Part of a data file
[start]
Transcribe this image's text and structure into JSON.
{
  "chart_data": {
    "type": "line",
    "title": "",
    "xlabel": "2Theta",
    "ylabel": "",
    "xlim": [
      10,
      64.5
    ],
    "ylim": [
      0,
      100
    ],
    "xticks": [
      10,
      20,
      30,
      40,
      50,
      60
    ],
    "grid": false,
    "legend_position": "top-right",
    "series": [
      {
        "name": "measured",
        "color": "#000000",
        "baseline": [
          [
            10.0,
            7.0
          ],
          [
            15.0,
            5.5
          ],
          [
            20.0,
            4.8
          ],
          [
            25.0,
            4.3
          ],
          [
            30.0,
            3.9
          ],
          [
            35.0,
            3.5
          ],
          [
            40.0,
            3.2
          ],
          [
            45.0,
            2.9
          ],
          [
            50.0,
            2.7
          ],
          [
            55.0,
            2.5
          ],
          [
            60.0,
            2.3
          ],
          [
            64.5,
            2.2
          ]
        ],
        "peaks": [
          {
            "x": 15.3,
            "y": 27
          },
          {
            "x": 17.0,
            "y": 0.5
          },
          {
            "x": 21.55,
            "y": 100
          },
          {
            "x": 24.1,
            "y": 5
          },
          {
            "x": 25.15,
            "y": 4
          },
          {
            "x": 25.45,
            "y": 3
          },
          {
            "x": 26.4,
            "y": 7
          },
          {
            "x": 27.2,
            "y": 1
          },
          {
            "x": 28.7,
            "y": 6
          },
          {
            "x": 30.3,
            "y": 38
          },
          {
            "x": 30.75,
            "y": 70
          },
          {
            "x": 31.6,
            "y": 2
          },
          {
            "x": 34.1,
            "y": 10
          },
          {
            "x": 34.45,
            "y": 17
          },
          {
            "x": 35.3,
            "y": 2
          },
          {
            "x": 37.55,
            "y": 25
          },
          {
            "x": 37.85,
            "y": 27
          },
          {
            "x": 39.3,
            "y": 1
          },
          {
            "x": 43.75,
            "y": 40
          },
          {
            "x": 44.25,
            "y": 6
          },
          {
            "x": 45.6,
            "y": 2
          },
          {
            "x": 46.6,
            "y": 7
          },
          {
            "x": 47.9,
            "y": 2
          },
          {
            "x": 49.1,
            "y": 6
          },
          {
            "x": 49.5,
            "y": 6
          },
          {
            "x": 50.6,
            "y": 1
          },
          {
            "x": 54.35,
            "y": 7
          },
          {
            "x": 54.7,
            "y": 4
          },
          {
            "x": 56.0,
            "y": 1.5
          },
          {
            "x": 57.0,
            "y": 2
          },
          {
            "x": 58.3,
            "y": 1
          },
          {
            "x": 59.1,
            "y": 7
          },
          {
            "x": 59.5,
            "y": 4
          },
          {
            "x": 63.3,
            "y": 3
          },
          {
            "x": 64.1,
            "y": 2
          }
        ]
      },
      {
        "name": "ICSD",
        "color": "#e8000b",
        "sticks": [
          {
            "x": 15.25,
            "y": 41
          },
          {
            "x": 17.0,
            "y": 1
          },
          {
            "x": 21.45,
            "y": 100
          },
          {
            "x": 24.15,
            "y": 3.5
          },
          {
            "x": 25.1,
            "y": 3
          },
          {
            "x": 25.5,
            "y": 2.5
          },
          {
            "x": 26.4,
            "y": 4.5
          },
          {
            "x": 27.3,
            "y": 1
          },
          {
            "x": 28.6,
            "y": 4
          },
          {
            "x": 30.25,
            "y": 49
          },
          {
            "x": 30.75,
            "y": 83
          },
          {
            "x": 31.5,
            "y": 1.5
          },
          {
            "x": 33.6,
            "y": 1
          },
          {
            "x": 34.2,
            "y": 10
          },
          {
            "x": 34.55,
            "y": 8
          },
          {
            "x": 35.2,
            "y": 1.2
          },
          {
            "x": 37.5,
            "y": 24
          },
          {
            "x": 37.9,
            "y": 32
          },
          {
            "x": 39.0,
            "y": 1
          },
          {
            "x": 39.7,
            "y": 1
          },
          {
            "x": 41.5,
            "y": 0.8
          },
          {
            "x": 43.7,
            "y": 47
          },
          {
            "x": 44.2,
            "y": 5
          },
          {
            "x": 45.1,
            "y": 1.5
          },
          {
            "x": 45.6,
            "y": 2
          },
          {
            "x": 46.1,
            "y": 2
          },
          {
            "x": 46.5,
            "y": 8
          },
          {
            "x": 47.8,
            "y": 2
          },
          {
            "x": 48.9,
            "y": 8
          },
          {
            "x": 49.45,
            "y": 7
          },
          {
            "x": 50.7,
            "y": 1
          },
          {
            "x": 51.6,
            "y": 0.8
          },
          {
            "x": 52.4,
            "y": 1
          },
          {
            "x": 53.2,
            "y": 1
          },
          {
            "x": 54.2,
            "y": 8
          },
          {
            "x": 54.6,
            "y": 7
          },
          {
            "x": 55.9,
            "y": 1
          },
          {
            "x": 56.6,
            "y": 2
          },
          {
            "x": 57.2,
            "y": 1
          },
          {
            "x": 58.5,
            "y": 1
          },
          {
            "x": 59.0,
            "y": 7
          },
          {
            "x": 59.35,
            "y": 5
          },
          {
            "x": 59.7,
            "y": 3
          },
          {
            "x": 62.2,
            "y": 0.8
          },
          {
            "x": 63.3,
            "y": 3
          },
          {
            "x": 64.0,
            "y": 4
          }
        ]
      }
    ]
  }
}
[end]
- **What you have to do**
Restate the whole of the material exactly.

- **Answer in full**
Transcribe this image's text and structure into JSON.
{
  "chart_data": {
    "type": "line",
    "title": "",
    "xlabel": "2Theta",
    "ylabel": "",
    "xlim": [
      10,
      64.5
    ],
    "ylim": [
      0,
      100
    ],
    "xticks": [
      10,
      20,
      30,
      40,
      50,
      60
    ],
    "grid": false,
    "legend_position": "top-right",
    "series": [
      {
        "name": "measured",
        "color": "#000000",
        "baseline": [
          [
            10.0,
            7.0
          ],
          [
            15.0,
            5.5
          ],
          [
            20.0,
            4.8
          ],
          [
            25.0,
            4.3
          ],
          [
            30.0,
            3.9
          ],
          [
            35.0,
            3.5
          ],
          [
            40.0,
            3.2
          ],
          [
            45.0,
            2.9
          ],
          [
            50.0,
            2.7
          ],
          [
            55.0,
            2.5
          ],
          [
            60.0,
            2.3
          ],
          [
            64.5,
            2.2
          ]
        ],
        "peaks": [
          {
            "x": 15.3,
            "y": 27
          },
          {
            "x": 17.0,
            "y": 0.5
          },
          {
            "x": 21.55,
            "y": 100
          },
          {
            "x": 24.1,
            "y": 5
          },
          {
            "x": 25.15,
            "y": 4
          },
          {
            "x": 25.45,
            "y": 3
          },
          {
            "x": 26.4,
            "y": 7
          },
          {
            "x": 27.2,
            "y": 1
          },
          {
            "x": 28.7,
            "y": 6
          },
          {
            "x": 30.3,
            "y": 38
          },
          {
            "x": 30.75,
            "y": 70
          },
          {
            "x": 31.6,
            "y": 2
          },
          {
            "x": 34.1,
            "y": 10
          },
          {
            "x": 34.45,
            "y": 17
          },
          {
            "x": 35.3,
            "y": 2
          },
          {
            "x": 37.55,
            "y": 25
          },
          {
            "x": 37.85,
            "y": 27
          },
          {
            "x": 39.3,
            "y": 1
          },
          {
            "x": 43.75,
            "y": 40
          },
          {
            "x": 44.25,
            "y": 6
          },
          {
            "x": 45.6,
            "y": 2
          },
          {
            "x": 46.6,
            "y": 7
          },
          {
            "x": 47.9,
            "y": 2
          },
          {
            "x": 49.1,
            "y": 6
          },
          {
            "x": 49.5,
            "y": 6
          },
          {
            "x": 50.6,
            "y": 1
          },
          {
            "x": 54.35,
            "y": 7
          },
          {
            "x": 54.7,
            "y": 4
          },
          {
            "x": 56.0,
            "y": 1.5
          },
          {
            "x": 57.0,
            "y": 2
          },
          {
            "x": 58.3,
            "y": 1
          },
          {
            "x": 59.1,
            "y": 7
          },
          {
            "x": 59.5,
            "y": 4
          },
          {
            "x": 63.3,
            "y": 3
          },
          {
            "x": 64.1,
            "y": 2
          }
        ]
      },
      {
        "name": "ICSD",
        "color": "#e8000b",
        "sticks": [
          {
            "x": 15.25,
            "y": 41
          },
          {
            "x": 17.0,
            "y": 1
          },
          {
            "x": 21.45,
            "y": 100
          },
          {
            "x": 24.15,
            "y": 3.5
          },
          {
            "x": 25.1,
            "y": 3
          },
          {
            "x": 25.5,
            "y": 2.5
          },
          {
            "x": 26.4,
            "y": 4.5
          },
          {
            "x": 27.3,
            "y": 1
          },
          {
            "x": 28.6,
            "y": 4
          },
          {
            "x": 30.25,
            "y": 49
          },
          {
            "x": 30.75,
            "y": 83
          },
          {
            "x": 31.5,
            "y": 1.5
          },
          {
            "x": 33.6,
            "y": 1
          },
          {
            "x": 34.2,
            "y": 10
          },
          {
            "x": 34.55,
            "y": 8
          },
          {
            "x": 35.2,
            "y": 1.2
          },
          {
            "x": 37.5,
            "y": 24
          },
          {
            "x": 37.9,
            "y": 32
          },
          {
            "x": 39.0,
            "y": 1
          },
          {
            "x": 39.7,
            "y": 1
          },
          {
            "x": 41.5,
            "y": 0.8
          },
          {
            "x": 43.7,
            "y": 47
          },
          {
            "x": 44.2,
            "y": 5
          },
          {
            "x": 45.1,
            "y": 1.5
          },
          {
            "x": 45.6,
            "y": 2
          },
          {
            "x": 46.1,
            "y": 2
          },
          {
            "x": 46.5,
            "y": 8
          },
          {
            "x": 47.8,
            "y": 2
          },
          {
            "x": 48.9,
            "y": 8
          },
          {
            "x": 49.45,
            "y": 7
          },
          {
            "x": 50.7,
            "y": 1
          },
          {
            "x": 51.6,
            "y": 0.8
          },
          {
            "x": 52.4,
            "y": 1
          },
          {
            "x": 53.2,
            "y": 1
          },
          {
            "x": 54.2,
            "y": 8
          },
          {
            "x": 54.6,
            "y": 7
          },
          {
            "x": 55.9,
            "y": 1
          },
          {
            "x": 56.6,
            "y": 2
          },
          {
            "x": 57.2,
            "y": 1
          },
          {
            "x": 58.5,
            "y": 1
          },
          {
            "x": 59.0,
            "y": 7
          },
          {
            "x": 59.35,
            "y": 5
          },
          {
            "x": 59.7,
            "y": 3
          },
          {
            "x": 62.2,
            "y": 0.8
          },
          {
            "x": 63.3,
            "y": 3
          },
          {
            "x": 64.0,
            "y": 4
          }
        ]
      }
    ]
  }
}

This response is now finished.